Goal ->
Print the line containing "Output the text content of this document." and each line after it through the end, please, with nothing added.

Data records ->
====
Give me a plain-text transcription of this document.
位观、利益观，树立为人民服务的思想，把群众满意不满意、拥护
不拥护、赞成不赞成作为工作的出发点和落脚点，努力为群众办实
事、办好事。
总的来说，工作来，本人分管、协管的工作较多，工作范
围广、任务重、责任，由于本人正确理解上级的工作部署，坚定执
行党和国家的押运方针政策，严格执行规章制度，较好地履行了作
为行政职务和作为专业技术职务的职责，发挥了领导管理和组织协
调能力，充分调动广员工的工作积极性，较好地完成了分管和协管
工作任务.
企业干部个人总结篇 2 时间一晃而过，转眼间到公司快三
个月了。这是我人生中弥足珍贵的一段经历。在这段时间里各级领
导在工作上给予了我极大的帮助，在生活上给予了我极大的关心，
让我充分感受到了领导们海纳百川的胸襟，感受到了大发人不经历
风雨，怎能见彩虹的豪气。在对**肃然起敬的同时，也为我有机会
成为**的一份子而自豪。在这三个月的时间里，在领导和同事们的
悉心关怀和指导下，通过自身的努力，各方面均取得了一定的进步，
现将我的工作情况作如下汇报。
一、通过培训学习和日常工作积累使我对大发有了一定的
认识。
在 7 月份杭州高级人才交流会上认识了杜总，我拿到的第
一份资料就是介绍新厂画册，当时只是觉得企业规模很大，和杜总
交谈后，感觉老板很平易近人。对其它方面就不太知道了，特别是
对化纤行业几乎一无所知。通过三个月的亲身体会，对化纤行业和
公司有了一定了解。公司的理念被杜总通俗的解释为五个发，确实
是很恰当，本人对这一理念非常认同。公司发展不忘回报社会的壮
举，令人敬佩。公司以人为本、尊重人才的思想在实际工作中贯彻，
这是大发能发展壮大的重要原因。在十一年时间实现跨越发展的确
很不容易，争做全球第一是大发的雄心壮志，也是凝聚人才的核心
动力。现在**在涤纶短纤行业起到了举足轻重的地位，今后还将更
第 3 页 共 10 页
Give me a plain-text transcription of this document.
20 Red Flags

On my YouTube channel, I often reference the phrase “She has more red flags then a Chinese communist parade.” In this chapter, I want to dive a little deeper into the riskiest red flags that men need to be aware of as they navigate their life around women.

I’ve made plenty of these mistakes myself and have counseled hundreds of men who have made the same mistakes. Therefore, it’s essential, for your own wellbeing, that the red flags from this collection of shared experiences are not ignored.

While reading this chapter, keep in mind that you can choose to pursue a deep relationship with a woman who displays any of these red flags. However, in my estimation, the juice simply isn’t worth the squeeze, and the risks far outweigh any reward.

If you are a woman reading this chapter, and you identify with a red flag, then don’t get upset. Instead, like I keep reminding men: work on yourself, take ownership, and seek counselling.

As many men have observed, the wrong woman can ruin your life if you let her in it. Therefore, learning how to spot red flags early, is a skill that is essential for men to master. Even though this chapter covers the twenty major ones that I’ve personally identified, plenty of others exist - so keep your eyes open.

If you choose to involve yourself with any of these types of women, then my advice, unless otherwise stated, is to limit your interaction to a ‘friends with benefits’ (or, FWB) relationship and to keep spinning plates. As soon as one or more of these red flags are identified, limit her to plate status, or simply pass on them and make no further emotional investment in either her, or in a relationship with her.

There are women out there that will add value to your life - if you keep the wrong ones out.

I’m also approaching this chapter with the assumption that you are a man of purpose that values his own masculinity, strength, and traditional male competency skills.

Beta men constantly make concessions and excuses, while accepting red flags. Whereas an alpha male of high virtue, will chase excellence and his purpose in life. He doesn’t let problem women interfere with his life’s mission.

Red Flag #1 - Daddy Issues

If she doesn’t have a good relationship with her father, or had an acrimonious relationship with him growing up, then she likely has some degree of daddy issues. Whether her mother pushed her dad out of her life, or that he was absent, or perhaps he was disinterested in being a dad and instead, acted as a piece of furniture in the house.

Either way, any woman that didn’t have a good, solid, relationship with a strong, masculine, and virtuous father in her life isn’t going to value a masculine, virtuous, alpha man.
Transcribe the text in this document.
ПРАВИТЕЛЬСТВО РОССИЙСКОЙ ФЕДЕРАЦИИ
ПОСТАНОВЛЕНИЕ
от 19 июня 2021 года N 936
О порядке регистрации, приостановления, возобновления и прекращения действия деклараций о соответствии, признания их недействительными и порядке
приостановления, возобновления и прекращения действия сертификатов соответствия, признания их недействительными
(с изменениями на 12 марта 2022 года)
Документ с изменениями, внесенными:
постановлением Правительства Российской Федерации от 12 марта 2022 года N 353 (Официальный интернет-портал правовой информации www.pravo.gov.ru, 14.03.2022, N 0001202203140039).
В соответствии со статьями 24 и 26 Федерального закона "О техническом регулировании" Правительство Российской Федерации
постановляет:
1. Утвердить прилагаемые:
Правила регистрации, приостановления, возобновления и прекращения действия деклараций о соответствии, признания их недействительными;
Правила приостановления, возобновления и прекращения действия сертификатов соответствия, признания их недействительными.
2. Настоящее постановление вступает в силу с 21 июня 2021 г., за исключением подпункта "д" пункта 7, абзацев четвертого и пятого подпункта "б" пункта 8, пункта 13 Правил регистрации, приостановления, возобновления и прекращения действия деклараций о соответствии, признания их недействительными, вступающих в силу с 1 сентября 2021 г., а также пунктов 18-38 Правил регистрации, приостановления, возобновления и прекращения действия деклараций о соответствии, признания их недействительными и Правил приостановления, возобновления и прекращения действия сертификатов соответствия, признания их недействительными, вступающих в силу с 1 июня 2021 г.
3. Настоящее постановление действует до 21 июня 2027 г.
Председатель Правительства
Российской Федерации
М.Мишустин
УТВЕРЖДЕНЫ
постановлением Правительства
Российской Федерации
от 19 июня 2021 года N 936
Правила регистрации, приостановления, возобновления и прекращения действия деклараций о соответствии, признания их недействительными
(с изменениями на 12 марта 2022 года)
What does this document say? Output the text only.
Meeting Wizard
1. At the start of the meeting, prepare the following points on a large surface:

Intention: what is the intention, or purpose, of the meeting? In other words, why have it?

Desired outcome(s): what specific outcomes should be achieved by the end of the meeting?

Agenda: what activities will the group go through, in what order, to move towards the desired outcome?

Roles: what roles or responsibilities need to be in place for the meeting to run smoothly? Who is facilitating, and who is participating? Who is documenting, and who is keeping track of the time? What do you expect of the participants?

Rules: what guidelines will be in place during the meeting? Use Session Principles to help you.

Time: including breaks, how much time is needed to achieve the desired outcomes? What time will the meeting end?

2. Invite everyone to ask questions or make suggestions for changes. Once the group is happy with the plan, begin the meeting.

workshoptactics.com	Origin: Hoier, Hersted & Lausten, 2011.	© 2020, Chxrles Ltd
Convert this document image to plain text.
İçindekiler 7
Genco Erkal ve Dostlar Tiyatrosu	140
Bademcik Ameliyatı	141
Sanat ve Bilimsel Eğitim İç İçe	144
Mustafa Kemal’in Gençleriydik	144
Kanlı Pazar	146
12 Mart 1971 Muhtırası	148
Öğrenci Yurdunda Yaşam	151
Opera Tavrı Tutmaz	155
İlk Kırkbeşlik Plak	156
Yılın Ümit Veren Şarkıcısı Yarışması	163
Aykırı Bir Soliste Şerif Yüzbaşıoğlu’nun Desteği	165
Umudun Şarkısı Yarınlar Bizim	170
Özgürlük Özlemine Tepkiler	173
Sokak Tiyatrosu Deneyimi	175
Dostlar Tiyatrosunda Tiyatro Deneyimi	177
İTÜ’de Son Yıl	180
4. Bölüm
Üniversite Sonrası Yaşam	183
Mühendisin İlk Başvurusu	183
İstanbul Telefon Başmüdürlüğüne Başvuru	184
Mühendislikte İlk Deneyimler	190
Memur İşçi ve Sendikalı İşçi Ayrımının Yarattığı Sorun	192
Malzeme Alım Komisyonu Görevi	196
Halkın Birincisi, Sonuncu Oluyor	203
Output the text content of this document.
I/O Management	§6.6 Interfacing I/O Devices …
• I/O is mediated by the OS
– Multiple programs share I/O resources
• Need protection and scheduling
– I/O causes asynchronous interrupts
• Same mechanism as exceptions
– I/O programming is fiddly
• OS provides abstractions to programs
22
====
Answer for the task ->
Output the text content of this document.
I/O Management	§6.6 Interfacing I/O Devices …
• I/O is mediated by the OS
– Multiple programs share I/O resources
• Need protection and scheduling
– I/O causes asynchronous interrupts
• Same mechanism as exceptions
– I/O programming is fiddly
• OS provides abstractions to programs
22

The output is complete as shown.